= Beginning of Section =
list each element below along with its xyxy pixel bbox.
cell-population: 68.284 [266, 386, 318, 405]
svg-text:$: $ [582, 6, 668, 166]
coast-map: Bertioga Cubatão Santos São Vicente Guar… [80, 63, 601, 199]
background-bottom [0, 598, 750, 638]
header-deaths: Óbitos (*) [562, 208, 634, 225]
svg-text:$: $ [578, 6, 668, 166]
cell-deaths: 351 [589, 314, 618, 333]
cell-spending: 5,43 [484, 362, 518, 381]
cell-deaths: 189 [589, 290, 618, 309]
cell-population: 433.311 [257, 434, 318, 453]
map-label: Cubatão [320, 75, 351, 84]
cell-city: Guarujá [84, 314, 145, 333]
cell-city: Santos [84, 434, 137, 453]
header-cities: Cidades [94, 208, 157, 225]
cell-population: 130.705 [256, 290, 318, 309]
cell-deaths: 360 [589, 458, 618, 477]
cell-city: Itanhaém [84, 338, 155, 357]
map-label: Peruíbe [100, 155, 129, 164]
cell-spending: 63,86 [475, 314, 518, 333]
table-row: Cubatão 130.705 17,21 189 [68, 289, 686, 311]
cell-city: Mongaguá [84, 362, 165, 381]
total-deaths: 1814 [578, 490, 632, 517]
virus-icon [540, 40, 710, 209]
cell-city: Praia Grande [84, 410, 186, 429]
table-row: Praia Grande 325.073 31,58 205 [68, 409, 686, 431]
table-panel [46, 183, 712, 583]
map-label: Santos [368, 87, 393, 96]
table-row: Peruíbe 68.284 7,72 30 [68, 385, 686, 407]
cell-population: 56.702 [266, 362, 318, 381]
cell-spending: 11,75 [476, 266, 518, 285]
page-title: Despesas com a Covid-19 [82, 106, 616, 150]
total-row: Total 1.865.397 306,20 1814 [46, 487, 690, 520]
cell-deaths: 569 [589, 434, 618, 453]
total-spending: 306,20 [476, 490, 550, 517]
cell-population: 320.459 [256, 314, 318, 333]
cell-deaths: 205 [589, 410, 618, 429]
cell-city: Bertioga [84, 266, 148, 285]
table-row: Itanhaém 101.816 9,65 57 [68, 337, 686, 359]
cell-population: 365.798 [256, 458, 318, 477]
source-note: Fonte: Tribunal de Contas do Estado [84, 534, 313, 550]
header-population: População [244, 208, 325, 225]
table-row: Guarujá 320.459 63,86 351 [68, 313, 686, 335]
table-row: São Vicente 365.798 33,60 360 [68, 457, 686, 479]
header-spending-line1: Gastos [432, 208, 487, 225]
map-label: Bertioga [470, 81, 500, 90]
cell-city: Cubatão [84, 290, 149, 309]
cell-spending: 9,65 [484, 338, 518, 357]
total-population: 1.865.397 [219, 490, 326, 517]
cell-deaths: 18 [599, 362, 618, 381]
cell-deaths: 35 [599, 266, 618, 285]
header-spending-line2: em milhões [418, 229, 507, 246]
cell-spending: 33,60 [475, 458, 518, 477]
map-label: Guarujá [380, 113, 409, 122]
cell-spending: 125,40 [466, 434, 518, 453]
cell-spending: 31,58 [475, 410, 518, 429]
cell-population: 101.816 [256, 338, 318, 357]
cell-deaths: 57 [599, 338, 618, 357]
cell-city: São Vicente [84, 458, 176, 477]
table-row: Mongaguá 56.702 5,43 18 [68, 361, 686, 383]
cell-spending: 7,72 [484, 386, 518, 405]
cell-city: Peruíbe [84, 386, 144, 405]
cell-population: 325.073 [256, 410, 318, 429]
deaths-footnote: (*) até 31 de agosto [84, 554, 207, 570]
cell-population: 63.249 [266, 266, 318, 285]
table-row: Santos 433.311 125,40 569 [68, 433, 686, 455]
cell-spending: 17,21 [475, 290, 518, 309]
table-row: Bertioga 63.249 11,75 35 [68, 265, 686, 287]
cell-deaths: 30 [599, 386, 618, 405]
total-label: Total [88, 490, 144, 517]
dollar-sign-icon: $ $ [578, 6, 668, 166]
= End of Section =
> [Description of the task] Report each line in the preceding entries that holds the string "Santos".

> [Written response]
coast-map: Bertioga Cubatão Santos São Vicente Guar… [80, 63, 601, 199]
cell-city: Santos [84, 434, 137, 453]
map-label: Santos [368, 87, 393, 96]
table-row: Santos 433.311 125,40 569 [68, 433, 686, 455]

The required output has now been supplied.